Copy out each line featuring the string "this" from the entries beneath.
───
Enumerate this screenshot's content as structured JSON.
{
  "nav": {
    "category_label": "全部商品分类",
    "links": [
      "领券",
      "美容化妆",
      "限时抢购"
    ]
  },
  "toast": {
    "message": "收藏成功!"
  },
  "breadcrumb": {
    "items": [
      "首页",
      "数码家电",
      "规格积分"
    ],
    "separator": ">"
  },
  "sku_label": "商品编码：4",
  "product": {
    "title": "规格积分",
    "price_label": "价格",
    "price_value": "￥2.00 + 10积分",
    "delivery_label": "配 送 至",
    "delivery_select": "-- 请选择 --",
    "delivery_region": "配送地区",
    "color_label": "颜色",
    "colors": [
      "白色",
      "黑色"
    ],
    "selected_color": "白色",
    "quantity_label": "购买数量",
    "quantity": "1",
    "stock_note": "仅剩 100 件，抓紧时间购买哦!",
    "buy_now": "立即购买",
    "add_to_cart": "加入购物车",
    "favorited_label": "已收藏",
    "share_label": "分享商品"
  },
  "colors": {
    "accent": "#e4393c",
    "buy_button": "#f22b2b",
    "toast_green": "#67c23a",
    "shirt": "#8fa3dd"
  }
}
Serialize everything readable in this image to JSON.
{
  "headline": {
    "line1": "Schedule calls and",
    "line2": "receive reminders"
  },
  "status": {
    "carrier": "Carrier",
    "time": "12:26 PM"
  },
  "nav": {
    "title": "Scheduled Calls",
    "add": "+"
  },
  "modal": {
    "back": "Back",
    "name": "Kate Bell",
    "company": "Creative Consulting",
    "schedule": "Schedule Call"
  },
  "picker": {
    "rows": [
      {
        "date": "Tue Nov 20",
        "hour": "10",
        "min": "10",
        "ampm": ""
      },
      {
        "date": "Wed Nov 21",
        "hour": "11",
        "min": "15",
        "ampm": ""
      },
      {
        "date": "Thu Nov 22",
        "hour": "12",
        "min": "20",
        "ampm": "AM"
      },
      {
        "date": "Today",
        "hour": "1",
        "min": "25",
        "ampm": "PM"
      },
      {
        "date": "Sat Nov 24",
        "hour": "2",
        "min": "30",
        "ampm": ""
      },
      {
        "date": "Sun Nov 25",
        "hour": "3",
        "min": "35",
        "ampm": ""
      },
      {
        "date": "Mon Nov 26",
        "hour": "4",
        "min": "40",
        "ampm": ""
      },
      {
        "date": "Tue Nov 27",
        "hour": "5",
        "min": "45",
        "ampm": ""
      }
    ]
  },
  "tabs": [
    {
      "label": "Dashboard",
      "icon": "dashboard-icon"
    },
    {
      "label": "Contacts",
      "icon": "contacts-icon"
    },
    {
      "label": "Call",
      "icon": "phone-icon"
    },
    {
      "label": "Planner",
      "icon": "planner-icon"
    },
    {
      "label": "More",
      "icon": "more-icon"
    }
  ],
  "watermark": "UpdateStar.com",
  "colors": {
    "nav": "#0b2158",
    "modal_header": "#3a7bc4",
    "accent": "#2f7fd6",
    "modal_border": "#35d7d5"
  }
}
───
◆ Exercise response ◆
Enumerate this screenshot's content as structured JSON.
Serialize everything readable in this image to JSON.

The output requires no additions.